**** Material supplied ****

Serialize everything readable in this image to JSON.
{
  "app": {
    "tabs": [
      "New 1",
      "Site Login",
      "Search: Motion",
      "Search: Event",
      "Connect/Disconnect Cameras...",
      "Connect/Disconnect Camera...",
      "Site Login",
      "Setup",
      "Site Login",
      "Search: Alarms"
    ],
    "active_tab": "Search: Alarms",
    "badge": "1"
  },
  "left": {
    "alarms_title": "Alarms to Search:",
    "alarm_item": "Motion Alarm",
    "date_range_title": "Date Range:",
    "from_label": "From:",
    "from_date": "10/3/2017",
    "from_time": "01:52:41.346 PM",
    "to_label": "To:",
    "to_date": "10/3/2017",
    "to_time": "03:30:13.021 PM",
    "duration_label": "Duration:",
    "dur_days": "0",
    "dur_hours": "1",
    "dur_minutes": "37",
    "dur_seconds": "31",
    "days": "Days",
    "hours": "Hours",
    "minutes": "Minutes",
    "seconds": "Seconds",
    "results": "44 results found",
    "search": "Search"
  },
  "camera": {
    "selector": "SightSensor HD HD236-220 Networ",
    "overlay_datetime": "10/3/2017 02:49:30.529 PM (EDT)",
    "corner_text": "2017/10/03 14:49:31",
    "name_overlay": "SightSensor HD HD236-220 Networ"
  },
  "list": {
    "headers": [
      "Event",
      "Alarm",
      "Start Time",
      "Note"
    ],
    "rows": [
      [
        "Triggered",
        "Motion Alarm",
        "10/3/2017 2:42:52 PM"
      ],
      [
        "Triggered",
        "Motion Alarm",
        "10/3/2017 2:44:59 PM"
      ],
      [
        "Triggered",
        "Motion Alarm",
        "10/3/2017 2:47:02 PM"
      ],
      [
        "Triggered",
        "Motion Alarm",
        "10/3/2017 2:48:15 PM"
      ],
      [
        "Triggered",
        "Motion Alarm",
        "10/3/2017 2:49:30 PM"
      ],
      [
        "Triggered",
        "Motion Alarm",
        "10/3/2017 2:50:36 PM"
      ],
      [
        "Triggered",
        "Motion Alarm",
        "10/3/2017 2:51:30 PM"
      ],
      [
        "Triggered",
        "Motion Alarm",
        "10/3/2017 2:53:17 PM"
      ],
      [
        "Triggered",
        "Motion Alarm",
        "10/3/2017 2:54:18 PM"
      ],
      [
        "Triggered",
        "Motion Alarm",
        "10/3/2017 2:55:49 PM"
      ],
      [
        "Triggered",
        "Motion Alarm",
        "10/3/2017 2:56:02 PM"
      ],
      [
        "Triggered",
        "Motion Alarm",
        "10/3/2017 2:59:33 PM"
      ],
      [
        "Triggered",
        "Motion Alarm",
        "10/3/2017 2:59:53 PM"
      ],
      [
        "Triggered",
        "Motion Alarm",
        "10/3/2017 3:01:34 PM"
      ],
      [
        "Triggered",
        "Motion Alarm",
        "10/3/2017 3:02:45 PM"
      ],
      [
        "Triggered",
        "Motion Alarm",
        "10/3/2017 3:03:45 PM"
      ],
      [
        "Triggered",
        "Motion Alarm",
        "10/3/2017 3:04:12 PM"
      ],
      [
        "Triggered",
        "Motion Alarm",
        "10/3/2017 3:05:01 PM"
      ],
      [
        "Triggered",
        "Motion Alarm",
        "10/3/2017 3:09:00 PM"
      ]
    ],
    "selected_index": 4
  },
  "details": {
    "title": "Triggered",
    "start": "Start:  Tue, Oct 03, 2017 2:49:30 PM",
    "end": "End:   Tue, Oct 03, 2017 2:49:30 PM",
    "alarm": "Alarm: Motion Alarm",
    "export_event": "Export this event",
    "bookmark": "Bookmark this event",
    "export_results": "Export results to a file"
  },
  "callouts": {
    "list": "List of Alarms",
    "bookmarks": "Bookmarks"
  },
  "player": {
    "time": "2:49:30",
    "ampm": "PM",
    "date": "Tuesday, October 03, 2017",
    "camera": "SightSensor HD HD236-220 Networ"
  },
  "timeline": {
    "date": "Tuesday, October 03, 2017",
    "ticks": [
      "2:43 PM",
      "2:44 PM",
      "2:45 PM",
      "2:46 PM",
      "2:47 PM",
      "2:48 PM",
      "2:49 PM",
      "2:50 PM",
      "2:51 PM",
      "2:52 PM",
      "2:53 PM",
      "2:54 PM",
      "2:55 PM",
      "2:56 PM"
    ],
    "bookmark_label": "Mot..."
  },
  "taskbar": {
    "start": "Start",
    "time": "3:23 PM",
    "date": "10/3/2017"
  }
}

****

_Problem description_
Hand back the material above in full, exactly as written.

_Solution_
Serialize everything readable in this image to JSON.
{
  "app": {
    "tabs": [
      "New 1",
      "Site Login",
      "Search: Motion",
      "Search: Event",
      "Connect/Disconnect Cameras...",
      "Connect/Disconnect Camera...",
      "Site Login",
      "Setup",
      "Site Login",
      "Search: Alarms"
    ],
    "active_tab": "Search: Alarms",
    "badge": "1"
  },
  "left": {
    "alarms_title": "Alarms to Search:",
    "alarm_item": "Motion Alarm",
    "date_range_title": "Date Range:",
    "from_label": "From:",
    "from_date": "10/3/2017",
    "from_time": "01:52:41.346 PM",
    "to_label": "To:",
    "to_date": "10/3/2017",
    "to_time": "03:30:13.021 PM",
    "duration_label": "Duration:",
    "dur_days": "0",
    "dur_hours": "1",
    "dur_minutes": "37",
    "dur_seconds": "31",
    "days": "Days",
    "hours": "Hours",
    "minutes": "Minutes",
    "seconds": "Seconds",
    "results": "44 results found",
    "search": "Search"
  },
  "camera": {
    "selector": "SightSensor HD HD236-220 Networ",
    "overlay_datetime": "10/3/2017 02:49:30.529 PM (EDT)",
    "corner_text": "2017/10/03 14:49:31",
    "name_overlay": "SightSensor HD HD236-220 Networ"
  },
  "list": {
    "headers": [
      "Event",
      "Alarm",
      "Start Time",
      "Note"
    ],
    "rows": [
      [
        "Triggered",
        "Motion Alarm",
        "10/3/2017 2:42:52 PM"
      ],
      [
        "Triggered",
        "Motion Alarm",
        "10/3/2017 2:44:59 PM"
      ],
      [
        "Triggered",
        "Motion Alarm",
        "10/3/2017 2:47:02 PM"
      ],
      [
        "Triggered",
        "Motion Alarm",
        "10/3/2017 2:48:15 PM"
      ],
      [
        "Triggered",
        "Motion Alarm",
        "10/3/2017 2:49:30 PM"
      ],
      [
        "Triggered",
        "Motion Alarm",
        "10/3/2017 2:50:36 PM"
      ],
      [
        "Triggered",
        "Motion Alarm",
        "10/3/2017 2:51:30 PM"
      ],
      [
        "Triggered",
        "Motion Alarm",
        "10/3/2017 2:53:17 PM"
      ],
      [
        "Triggered",
        "Motion Alarm",
        "10/3/2017 2:54:18 PM"
      ],
      [
        "Triggered",
        "Motion Alarm",
        "10/3/2017 2:55:49 PM"
      ],
      [
        "Triggered",
        "Motion Alarm",
        "10/3/2017 2:56:02 PM"
      ],
      [
        "Triggered",
        "Motion Alarm",
        "10/3/2017 2:59:33 PM"
      ],
      [
        "Triggered",
        "Motion Alarm",
        "10/3/2017 2:59:53 PM"
      ],
      [
        "Triggered",
        "Motion Alarm",
        "10/3/2017 3:01:34 PM"
      ],
      [
        "Triggered",
        "Motion Alarm",
        "10/3/2017 3:02:45 PM"
      ],
      [
        "Triggered",
        "Motion Alarm",
        "10/3/2017 3:03:45 PM"
      ],
      [
        "Triggered",
        "Motion Alarm",
        "10/3/2017 3:04:12 PM"
      ],
      [
        "Triggered",
        "Motion Alarm",
        "10/3/2017 3:05:01 PM"
      ],
      [
        "Triggered",
        "Motion Alarm",
        "10/3/2017 3:09:00 PM"
      ]
    ],
    "selected_index": 4
  },
  "details": {
    "title": "Triggered",
    "start": "Start:  Tue, Oct 03, 2017 2:49:30 PM",
    "end": "End:   Tue, Oct 03, 2017 2:49:30 PM",
    "alarm": "Alarm: Motion Alarm",
    "export_event": "Export this event",
    "bookmark": "Bookmark this event",
    "export_results": "Export results to a file"
  },
  "callouts": {
    "list": "List of Alarms",
    "bookmarks": "Bookmarks"
  },
  "player": {
    "time": "2:49:30",
    "ampm": "PM",
    "date": "Tuesday, October 03, 2017",
    "camera": "SightSensor HD HD236-220 Networ"
  },
  "timeline": {
    "date": "Tuesday, October 03, 2017",
    "ticks": [
      "2:43 PM",
      "2:44 PM",
      "2:45 PM",
      "2:46 PM",
      "2:47 PM",
      "2:48 PM",
      "2:49 PM",
      "2:50 PM",
      "2:51 PM",
      "2:52 PM",
      "2:53 PM",
      "2:54 PM",
      "2:55 PM",
      "2:56 PM"
    ],
    "bookmark_label": "Mot..."
  },
  "taskbar": {
    "start": "Start",
    "time": "3:23 PM",
    "date": "10/3/2017"
  }
}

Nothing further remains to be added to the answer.